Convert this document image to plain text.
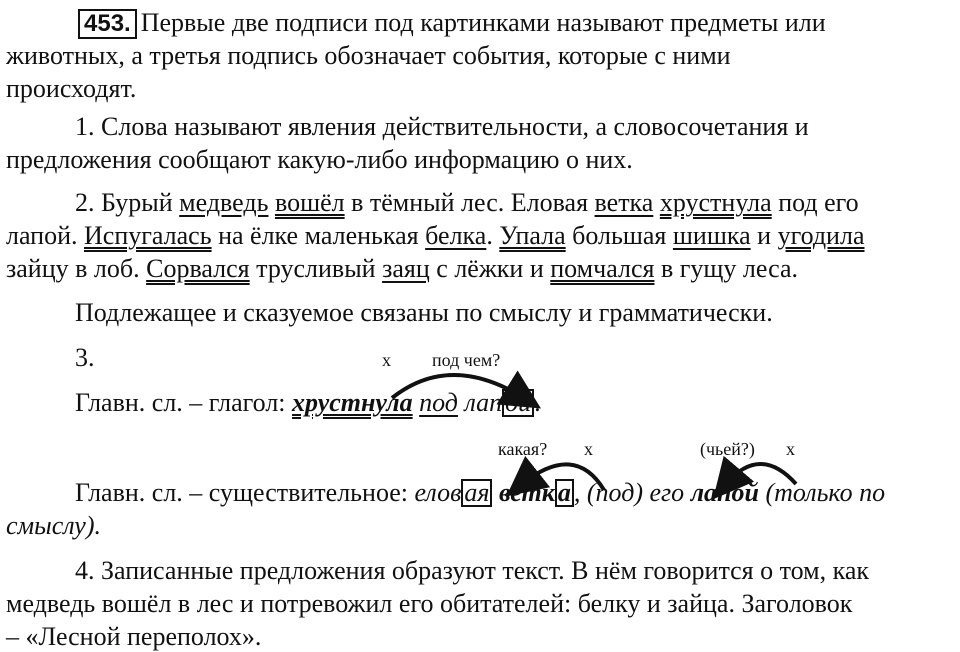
453. Первые две подписи под картинками называют предметы или
животных, а третья подпись обозначает события, которые с ними
происходят.
1. Слова называют явления действительности, а словосочетания и
предложения сообщают какую-либо информацию о них.
2. Бурый медведь вошёл в тёмный лес. Еловая ветка хрустнула под его
лапой. Испугалась на ёлке маленькая белка. Упала большая шишка и угодила
зайцу в лоб. Сорвался трусливый заяц с лёжки и помчался в гущу леса.
Подлежащее и сказуемое связаны по смыслу и грамматически.
3.	х под чем?
Главн. сл. – глагол: хрустнула под лап ой .
какая? х	(чьей?) х
Главн. сл. – существительное: елов ая ветк а , (под) его лапой (только по
смыслу).
4. Записанные предложения образуют текст. В нём говорится о том, как
медведь вошёл в лес и потревожил его обитателей: белку и зайца. Заголовок
– «Лесной переполох».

→ EXERCISE DIRECTIONS: Locate the string "медведь" in the listing above and copy every line where it occurs.

→ OUTPUT FOR THIS EXERCISE:
2. Бурый медведь вошёл в тёмный лес. Еловая ветка хрустнула под его
медведь вошёл в лес и потревожил его обитателей: белку и зайца. Заголовок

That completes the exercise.